DÉTAILS DE L'EXERCICE: Veuillez recopier à l'identique le passage de l'extrait sur l'arrivée de Napoléon à Grenoble qui s'ouvre sur les mots « Le 7 mars 1815 » et s'achève sur « comme un trophée. ».

EXTRAIT:
━━━━━━━━━━━━━━━━━━━━━━━━━━━━━━
Le 7 mars 1815 au soir, après le ralliement de Laffrey, la colonne se présente devant Grenoble. Le gouverneur a fait fermer les portes, mais la garnison refuse de tirer et la population s'en mêle : on enfonce la porte de Bonne à coups de poutre. Faute de clés, des habitants apportent à Napoléon les débris de la porte enfoncée — il les gardera comme un trophée.
La ville lui donne ce qui lui manquait. Jusque-là il avait mille hommes et un pari ; il repart avec sept mille soldats, de l'artillerie, un arsenal et une place forte de premier rang. Le mot qu'il prononcera à Sainte-Hélène résume exactement le basculement : « Avant Grenoble, j'étais un aventurier ; à Grenoble, j'étais un prince. »
Le choix de la ville n'est pas un hasard. Le Dauphiné est resté attaché à l'héritage révolutionnaire et supporte mal le retour des privilèges ; la garnison est composée de vétérans mis en demi-solde par la Restauration. Grenoble avait déjà donné le signal en 1788, lors de la journée des Tuiles, l'une des premières émeutes qui annoncent la Révolution.
De Golfe-Juan à Grenoble, l'itinéraire de mars 1815 porte aujourd'hui le nom de route Napoléon, ouverte en 1932 et jalonnée d'aigles aux étapes. Le trajet a pris six jours ; il aura suffi d'un seul pour que l'entreprise cesse d'être une aventure.
━━━━━━━━━━━━━━━━━━━━━━━━━━━━━━
SUPPORT D'ÉTUDE:

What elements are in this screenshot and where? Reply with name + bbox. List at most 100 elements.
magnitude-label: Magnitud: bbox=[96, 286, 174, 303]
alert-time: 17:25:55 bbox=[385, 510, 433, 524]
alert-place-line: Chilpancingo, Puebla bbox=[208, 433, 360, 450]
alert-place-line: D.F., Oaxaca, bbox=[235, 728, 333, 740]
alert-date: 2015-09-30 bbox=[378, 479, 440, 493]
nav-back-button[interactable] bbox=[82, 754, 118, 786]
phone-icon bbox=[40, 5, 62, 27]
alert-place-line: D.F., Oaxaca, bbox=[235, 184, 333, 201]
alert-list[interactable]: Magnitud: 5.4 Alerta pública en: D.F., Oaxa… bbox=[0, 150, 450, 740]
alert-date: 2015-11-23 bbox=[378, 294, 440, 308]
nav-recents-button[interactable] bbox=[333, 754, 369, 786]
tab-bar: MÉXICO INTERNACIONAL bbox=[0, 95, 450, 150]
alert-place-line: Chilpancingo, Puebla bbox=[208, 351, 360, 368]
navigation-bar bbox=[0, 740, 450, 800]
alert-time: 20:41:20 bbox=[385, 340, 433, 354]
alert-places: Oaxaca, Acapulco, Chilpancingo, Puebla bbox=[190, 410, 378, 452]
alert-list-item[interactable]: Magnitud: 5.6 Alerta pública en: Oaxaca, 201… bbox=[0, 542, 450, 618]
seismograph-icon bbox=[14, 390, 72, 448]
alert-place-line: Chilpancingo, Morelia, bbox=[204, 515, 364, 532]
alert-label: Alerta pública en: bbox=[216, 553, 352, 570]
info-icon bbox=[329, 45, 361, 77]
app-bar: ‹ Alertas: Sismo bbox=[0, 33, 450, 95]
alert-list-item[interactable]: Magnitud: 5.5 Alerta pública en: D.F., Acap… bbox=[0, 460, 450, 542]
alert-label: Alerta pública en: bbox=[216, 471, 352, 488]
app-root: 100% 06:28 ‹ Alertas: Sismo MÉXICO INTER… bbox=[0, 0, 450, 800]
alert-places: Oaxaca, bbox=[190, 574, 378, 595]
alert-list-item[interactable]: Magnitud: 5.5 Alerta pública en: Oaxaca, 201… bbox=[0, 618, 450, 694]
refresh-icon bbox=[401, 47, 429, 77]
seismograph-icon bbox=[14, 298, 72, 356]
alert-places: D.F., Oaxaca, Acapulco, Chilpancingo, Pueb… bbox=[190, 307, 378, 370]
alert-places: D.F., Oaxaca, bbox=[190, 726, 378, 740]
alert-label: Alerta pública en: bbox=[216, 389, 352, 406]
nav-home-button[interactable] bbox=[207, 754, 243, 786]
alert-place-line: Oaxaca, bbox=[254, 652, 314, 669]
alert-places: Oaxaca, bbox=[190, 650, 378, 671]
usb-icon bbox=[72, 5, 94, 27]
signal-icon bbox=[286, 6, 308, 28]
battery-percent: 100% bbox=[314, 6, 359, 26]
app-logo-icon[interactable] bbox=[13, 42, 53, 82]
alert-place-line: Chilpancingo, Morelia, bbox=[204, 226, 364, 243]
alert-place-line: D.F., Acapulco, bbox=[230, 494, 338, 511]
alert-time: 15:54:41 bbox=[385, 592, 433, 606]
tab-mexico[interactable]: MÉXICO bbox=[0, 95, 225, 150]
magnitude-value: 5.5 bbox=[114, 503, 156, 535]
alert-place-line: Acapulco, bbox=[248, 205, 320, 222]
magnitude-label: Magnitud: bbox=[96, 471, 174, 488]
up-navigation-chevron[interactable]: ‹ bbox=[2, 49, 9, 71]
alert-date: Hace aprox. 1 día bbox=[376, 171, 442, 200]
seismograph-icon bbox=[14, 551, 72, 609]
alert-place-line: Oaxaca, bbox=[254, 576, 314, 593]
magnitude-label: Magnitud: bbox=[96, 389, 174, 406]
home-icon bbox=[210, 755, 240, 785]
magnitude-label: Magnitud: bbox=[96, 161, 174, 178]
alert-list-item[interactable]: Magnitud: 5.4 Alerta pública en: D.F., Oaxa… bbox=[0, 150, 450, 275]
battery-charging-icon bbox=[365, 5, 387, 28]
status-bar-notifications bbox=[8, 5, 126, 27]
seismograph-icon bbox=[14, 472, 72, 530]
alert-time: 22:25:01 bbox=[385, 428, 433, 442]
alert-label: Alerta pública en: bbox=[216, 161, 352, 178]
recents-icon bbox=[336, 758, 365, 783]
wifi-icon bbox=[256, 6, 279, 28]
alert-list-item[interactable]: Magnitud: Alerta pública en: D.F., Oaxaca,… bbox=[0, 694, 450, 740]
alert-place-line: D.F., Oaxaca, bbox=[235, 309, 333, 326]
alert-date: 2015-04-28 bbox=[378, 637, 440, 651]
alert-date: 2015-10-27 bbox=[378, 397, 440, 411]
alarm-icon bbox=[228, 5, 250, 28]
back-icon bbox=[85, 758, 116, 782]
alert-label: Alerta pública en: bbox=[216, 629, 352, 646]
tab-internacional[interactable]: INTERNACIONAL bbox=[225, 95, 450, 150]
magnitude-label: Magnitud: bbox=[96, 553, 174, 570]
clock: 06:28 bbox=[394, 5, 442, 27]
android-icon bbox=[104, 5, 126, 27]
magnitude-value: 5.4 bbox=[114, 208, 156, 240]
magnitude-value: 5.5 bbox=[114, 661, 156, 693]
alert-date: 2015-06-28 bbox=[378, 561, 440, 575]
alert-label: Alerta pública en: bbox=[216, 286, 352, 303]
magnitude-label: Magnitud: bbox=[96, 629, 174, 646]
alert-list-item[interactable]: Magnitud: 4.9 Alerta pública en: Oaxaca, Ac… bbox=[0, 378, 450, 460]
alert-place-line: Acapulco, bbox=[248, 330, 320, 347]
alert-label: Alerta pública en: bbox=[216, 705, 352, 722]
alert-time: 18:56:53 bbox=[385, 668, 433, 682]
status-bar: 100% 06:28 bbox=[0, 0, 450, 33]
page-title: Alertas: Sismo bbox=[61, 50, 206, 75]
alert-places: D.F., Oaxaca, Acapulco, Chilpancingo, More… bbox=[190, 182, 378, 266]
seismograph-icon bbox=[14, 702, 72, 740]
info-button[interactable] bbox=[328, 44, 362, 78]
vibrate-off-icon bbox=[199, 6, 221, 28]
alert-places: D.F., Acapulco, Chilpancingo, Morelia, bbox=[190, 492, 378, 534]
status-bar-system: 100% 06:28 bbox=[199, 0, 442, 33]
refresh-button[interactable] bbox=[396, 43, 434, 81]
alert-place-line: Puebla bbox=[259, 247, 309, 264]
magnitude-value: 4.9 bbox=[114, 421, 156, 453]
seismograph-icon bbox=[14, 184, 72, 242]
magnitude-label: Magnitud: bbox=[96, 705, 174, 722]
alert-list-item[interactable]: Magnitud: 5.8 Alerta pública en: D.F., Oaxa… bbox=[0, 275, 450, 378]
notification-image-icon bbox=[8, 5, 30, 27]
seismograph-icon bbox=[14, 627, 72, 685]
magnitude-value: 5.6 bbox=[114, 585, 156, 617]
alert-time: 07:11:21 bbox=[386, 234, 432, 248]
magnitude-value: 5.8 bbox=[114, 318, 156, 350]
━━━━━━━━━━━━━━━━━━━━━━━━━━━━━━
RÉSULTAT DE L'EXERCICE:
Le 7 mars 1815 au soir, après le ralliement de Laffrey, la colonne se présente devant Grenoble. Le gouverneur a fait fermer les portes, mais la garnison refuse de tirer et la population s'en mêle : on enfonce la porte de Bonne à coups de poutre. Faute de clés, des habitants apportent à Napoléon les débris de la porte enfoncée — il les gardera comme un trophée.